--- Records to process ---

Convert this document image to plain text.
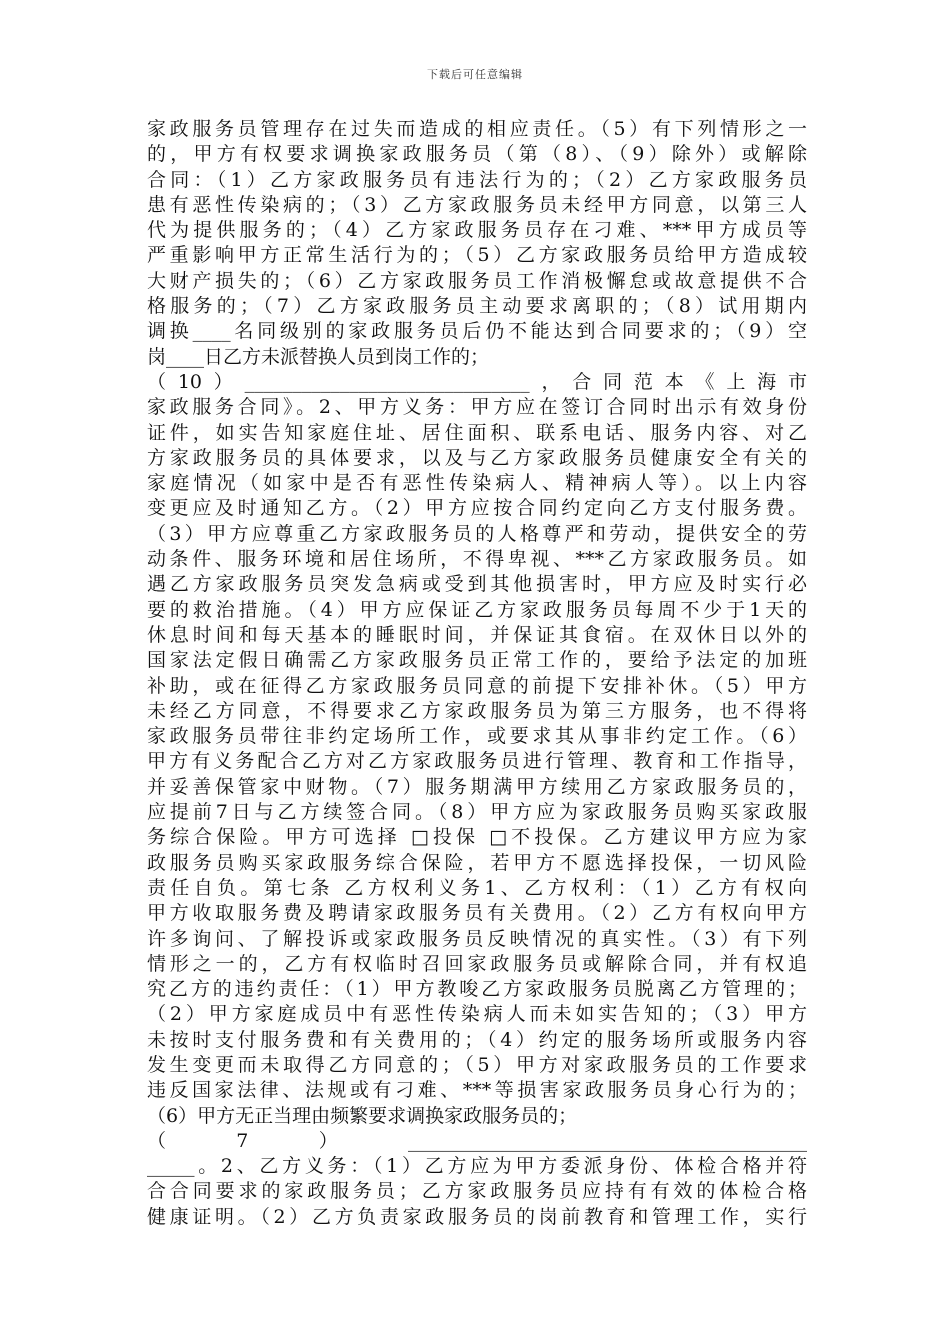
下载后可任意编辑
家政服务员管理存在过失而造成的相应责任。（5）有下列情形之一
的，甲方有权要求调换家政服务员（第（8）、（9）除外）或解除
合同：（1）乙方家政服务员有违法行为的；（2）乙方家政服务员
患有恶性传染病的；（3）乙方家政服务员未经甲方同意，以第三人
代为提供服务的；（4）乙方家政服务员存在刁难、***甲方成员等
严重影响甲方正常生活行为的；（5）乙方家政服务员给甲方造成较
大财产损失的；（6）乙方家政服务员工作消极懈怠或故意提供不合
格服务的；（7）乙方家政服务员主动要求离职的；（8）试用期内
调换____名同级别的家政服务员后仍不能达到合同要求的；（9）空
岗____日乙方未派替换人员到岗工作的；
（10）______________________________，合同范本《上海市
家政服务合同》。2、甲方义务：甲方应在签订合同时出示有效身份
证件，如实告知家庭住址、居住面积、联系电话、服务内容、对乙
方家政服务员的具体要求，以及与乙方家政服务员健康安全有关的
家庭情况（如家中是否有恶性传染病人、精神病人等）。以上内容
变更应及时通知乙方。（2）甲方应按合同约定向乙方支付服务费。
（3）甲方应尊重乙方家政服务员的人格尊严和劳动，提供安全的劳
动条件、服务环境和居住场所，不得卑视、***乙方家政服务员。如
遇乙方家政服务员突发急病或受到其他损害时，甲方应及时实行必
要的救治措施。（4）甲方应保证乙方家政服务员每周不少于1天的
休息时间和每天基本的睡眠时间，并保证其食宿。在双休日以外的
国家法定假日确需乙方家政服务员正常工作的，要给予法定的加班
补助，或在征得乙方家政服务员同意的前提下安排补休。（5）甲方
未经乙方同意，不得要求乙方家政服务员为第三方服务，也不得将
家政服务员带往非约定场所工作，或要求其从事非约定工作。（6）
甲方有义务配合乙方对乙方家政服务员进行管理、教育和工作指导，
并妥善保管家中财物。（7）服务期满甲方续用乙方家政服务员的，
应提前7日与乙方续签合同。（8）甲方应为家政服务员购买家政服
务综合保险。甲方可选择 □投保 □不投保。乙方建议甲方应为家
政服务员购买家政服务综合保险，若甲方不愿选择投保，一切风险
责任自负。第七条 乙方权利义务1、乙方权利：（1）乙方有权向
甲方收取服务费及聘请家政服务员有关费用。（2）乙方有权向甲方
许多询问、了解投诉或家政服务员反映情况的真实性。（3）有下列
情形之一的，乙方有权临时召回家政服务员或解除合同，并有权追
究乙方的违约责任：（1）甲方教唆乙方家政服务员脱离乙方管理的；
（2）甲方家庭成员中有恶性传染病人而未如实告知的；（3）甲方
未按时支付服务费和有关费用的；（4）约定的服务场所或服务内容
发生变更而未取得乙方同意的；（5）甲方对家政服务员的工作要求
违反国家法律、法规或有刁难、***等损害家政服务员身心行为的；
（6）甲方无正当理由频繁要求调换家政服务员的；
（7）__________________________________________
_____。2、乙方义务：（1）乙方应为甲方委派身份、体检合格并符
合合同要求的家政服务员；乙方家政服务员应持有有效的体检合格
健康证明。（2）乙方负责家政服务员的岗前教育和管理工作，实行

---

◆ **Exercise**
Copy the material above exactly and drop the pictures.

◆ **Written solution**
Convert this document image to plain text.
下载后可任意编辑
家政服务员管理存在过失而造成的相应责任。（5）有下列情形之一
的，甲方有权要求调换家政服务员（第（8）、（9）除外）或解除
合同：（1）乙方家政服务员有违法行为的；（2）乙方家政服务员
患有恶性传染病的；（3）乙方家政服务员未经甲方同意，以第三人
代为提供服务的；（4）乙方家政服务员存在刁难、***甲方成员等
严重影响甲方正常生活行为的；（5）乙方家政服务员给甲方造成较
大财产损失的；（6）乙方家政服务员工作消极懈怠或故意提供不合
格服务的；（7）乙方家政服务员主动要求离职的；（8）试用期内
调换____名同级别的家政服务员后仍不能达到合同要求的；（9）空
岗____日乙方未派替换人员到岗工作的；
（10）______________________________，合同范本《上海市
家政服务合同》。2、甲方义务：甲方应在签订合同时出示有效身份
证件，如实告知家庭住址、居住面积、联系电话、服务内容、对乙
方家政服务员的具体要求，以及与乙方家政服务员健康安全有关的
家庭情况（如家中是否有恶性传染病人、精神病人等）。以上内容
变更应及时通知乙方。（2）甲方应按合同约定向乙方支付服务费。
（3）甲方应尊重乙方家政服务员的人格尊严和劳动，提供安全的劳
动条件、服务环境和居住场所，不得卑视、***乙方家政服务员。如
遇乙方家政服务员突发急病或受到其他损害时，甲方应及时实行必
要的救治措施。（4）甲方应保证乙方家政服务员每周不少于1天的
休息时间和每天基本的睡眠时间，并保证其食宿。在双休日以外的
国家法定假日确需乙方家政服务员正常工作的，要给予法定的加班
补助，或在征得乙方家政服务员同意的前提下安排补休。（5）甲方
未经乙方同意，不得要求乙方家政服务员为第三方服务，也不得将
家政服务员带往非约定场所工作，或要求其从事非约定工作。（6）
甲方有义务配合乙方对乙方家政服务员进行管理、教育和工作指导，
并妥善保管家中财物。（7）服务期满甲方续用乙方家政服务员的，
应提前7日与乙方续签合同。（8）甲方应为家政服务员购买家政服
务综合保险。甲方可选择 □投保 □不投保。乙方建议甲方应为家
政服务员购买家政服务综合保险，若甲方不愿选择投保，一切风险
责任自负。第七条 乙方权利义务1、乙方权利：（1）乙方有权向
甲方收取服务费及聘请家政服务员有关费用。（2）乙方有权向甲方
许多询问、了解投诉或家政服务员反映情况的真实性。（3）有下列
情形之一的，乙方有权临时召回家政服务员或解除合同，并有权追
究乙方的违约责任：（1）甲方教唆乙方家政服务员脱离乙方管理的；
（2）甲方家庭成员中有恶性传染病人而未如实告知的；（3）甲方
未按时支付服务费和有关费用的；（4）约定的服务场所或服务内容
发生变更而未取得乙方同意的；（5）甲方对家政服务员的工作要求
违反国家法律、法规或有刁难、***等损害家政服务员身心行为的；
（6）甲方无正当理由频繁要求调换家政服务员的；
（7）__________________________________________
_____。2、乙方义务：（1）乙方应为甲方委派身份、体检合格并符
合合同要求的家政服务员；乙方家政服务员应持有有效的体检合格
健康证明。（2）乙方负责家政服务员的岗前教育和管理工作，实行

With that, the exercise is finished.